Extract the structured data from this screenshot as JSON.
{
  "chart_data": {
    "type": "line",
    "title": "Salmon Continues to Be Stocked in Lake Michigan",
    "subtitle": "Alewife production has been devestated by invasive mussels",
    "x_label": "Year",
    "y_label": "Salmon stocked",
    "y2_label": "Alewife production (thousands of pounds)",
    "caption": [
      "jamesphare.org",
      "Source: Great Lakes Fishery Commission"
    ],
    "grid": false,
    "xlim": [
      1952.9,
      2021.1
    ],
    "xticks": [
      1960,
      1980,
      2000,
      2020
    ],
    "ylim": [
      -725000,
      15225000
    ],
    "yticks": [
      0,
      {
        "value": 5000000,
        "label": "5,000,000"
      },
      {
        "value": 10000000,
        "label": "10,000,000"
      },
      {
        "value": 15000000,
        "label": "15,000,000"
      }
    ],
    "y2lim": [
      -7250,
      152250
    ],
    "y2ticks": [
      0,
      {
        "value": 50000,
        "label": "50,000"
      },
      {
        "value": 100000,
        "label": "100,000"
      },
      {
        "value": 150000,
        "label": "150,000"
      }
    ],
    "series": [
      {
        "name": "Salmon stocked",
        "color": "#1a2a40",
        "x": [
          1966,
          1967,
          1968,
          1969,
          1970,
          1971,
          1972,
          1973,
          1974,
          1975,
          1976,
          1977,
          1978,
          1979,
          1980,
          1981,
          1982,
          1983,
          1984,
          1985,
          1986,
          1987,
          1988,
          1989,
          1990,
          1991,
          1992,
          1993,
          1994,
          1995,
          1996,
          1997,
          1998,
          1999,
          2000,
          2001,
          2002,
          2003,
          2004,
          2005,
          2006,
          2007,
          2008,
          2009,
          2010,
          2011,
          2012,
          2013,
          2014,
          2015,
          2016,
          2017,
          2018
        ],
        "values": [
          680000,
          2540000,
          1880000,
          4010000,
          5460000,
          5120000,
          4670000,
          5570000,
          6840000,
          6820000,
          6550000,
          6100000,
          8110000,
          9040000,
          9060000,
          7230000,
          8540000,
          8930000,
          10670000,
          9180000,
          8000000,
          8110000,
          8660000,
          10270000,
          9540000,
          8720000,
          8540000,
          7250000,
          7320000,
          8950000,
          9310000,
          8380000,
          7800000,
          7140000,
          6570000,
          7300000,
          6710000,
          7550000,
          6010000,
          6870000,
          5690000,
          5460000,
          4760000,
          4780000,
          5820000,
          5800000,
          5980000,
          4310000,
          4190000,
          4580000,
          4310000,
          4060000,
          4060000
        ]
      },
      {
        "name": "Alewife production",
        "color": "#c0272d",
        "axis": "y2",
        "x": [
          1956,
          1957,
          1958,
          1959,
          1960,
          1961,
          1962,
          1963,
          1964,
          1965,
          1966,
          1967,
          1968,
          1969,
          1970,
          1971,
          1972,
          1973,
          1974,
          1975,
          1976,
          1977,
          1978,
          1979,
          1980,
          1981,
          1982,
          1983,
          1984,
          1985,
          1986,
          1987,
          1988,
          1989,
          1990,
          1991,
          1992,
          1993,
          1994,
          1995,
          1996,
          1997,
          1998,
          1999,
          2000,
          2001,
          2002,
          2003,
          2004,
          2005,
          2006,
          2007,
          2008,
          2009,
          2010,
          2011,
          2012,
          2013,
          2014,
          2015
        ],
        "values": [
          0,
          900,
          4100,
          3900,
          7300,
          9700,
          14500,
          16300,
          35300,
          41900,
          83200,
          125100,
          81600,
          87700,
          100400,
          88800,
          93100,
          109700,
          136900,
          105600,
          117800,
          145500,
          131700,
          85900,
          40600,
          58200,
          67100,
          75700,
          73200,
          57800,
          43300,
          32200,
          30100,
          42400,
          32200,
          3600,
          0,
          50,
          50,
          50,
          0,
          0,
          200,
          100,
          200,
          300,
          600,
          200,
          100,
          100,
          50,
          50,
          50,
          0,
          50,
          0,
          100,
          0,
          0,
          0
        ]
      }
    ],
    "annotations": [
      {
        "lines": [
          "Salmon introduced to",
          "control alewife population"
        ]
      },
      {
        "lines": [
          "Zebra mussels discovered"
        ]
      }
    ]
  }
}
◆ ◆ ◆ ◆
■ What you will do
The records above must be output exactly, in full.

■ Exercise output
Extract the structured data from this screenshot as JSON.
{
  "chart_data": {
    "type": "line",
    "title": "Salmon Continues to Be Stocked in Lake Michigan",
    "subtitle": "Alewife production has been devestated by invasive mussels",
    "x_label": "Year",
    "y_label": "Salmon stocked",
    "y2_label": "Alewife production (thousands of pounds)",
    "caption": [
      "jamesphare.org",
      "Source: Great Lakes Fishery Commission"
    ],
    "grid": false,
    "xlim": [
      1952.9,
      2021.1
    ],
    "xticks": [
      1960,
      1980,
      2000,
      2020
    ],
    "ylim": [
      -725000,
      15225000
    ],
    "yticks": [
      0,
      {
        "value": 5000000,
        "label": "5,000,000"
      },
      {
        "value": 10000000,
        "label": "10,000,000"
      },
      {
        "value": 15000000,
        "label": "15,000,000"
      }
    ],
    "y2lim": [
      -7250,
      152250
    ],
    "y2ticks": [
      0,
      {
        "value": 50000,
        "label": "50,000"
      },
      {
        "value": 100000,
        "label": "100,000"
      },
      {
        "value": 150000,
        "label": "150,000"
      }
    ],
    "series": [
      {
        "name": "Salmon stocked",
        "color": "#1a2a40",
        "x": [
          1966,
          1967,
          1968,
          1969,
          1970,
          1971,
          1972,
          1973,
          1974,
          1975,
          1976,
          1977,
          1978,
          1979,
          1980,
          1981,
          1982,
          1983,
          1984,
          1985,
          1986,
          1987,
          1988,
          1989,
          1990,
          1991,
          1992,
          1993,
          1994,
          1995,
          1996,
          1997,
          1998,
          1999,
          2000,
          2001,
          2002,
          2003,
          2004,
          2005,
          2006,
          2007,
          2008,
          2009,
          2010,
          2011,
          2012,
          2013,
          2014,
          2015,
          2016,
          2017,
          2018
        ],
        "values": [
          680000,
          2540000,
          1880000,
          4010000,
          5460000,
          5120000,
          4670000,
          5570000,
          6840000,
          6820000,
          6550000,
          6100000,
          8110000,
          9040000,
          9060000,
          7230000,
          8540000,
          8930000,
          10670000,
          9180000,
          8000000,
          8110000,
          8660000,
          10270000,
          9540000,
          8720000,
          8540000,
          7250000,
          7320000,
          8950000,
          9310000,
          8380000,
          7800000,
          7140000,
          6570000,
          7300000,
          6710000,
          7550000,
          6010000,
          6870000,
          5690000,
          5460000,
          4760000,
          4780000,
          5820000,
          5800000,
          5980000,
          4310000,
          4190000,
          4580000,
          4310000,
          4060000,
          4060000
        ]
      },
      {
        "name": "Alewife production",
        "color": "#c0272d",
        "axis": "y2",
        "x": [
          1956,
          1957,
          1958,
          1959,
          1960,
          1961,
          1962,
          1963,
          1964,
          1965,
          1966,
          1967,
          1968,
          1969,
          1970,
          1971,
          1972,
          1973,
          1974,
          1975,
          1976,
          1977,
          1978,
          1979,
          1980,
          1981,
          1982,
          1983,
          1984,
          1985,
          1986,
          1987,
          1988,
          1989,
          1990,
          1991,
          1992,
          1993,
          1994,
          1995,
          1996,
          1997,
          1998,
          1999,
          2000,
          2001,
          2002,
          2003,
          2004,
          2005,
          2006,
          2007,
          2008,
          2009,
          2010,
          2011,
          2012,
          2013,
          2014,
          2015
        ],
        "values": [
          0,
          900,
          4100,
          3900,
          7300,
          9700,
          14500,
          16300,
          35300,
          41900,
          83200,
          125100,
          81600,
          87700,
          100400,
          88800,
          93100,
          109700,
          136900,
          105600,
          117800,
          145500,
          131700,
          85900,
          40600,
          58200,
          67100,
          75700,
          73200,
          57800,
          43300,
          32200,
          30100,
          42400,
          32200,
          3600,
          0,
          50,
          50,
          50,
          0,
          0,
          200,
          100,
          200,
          300,
          600,
          200,
          100,
          100,
          50,
          50,
          50,
          0,
          50,
          0,
          100,
          0,
          0,
          0
        ]
      }
    ],
    "annotations": [
      {
        "lines": [
          "Salmon introduced to",
          "control alewife population"
        ]
      },
      {
        "lines": [
          "Zebra mussels discovered"
        ]
      }
    ]
  }
}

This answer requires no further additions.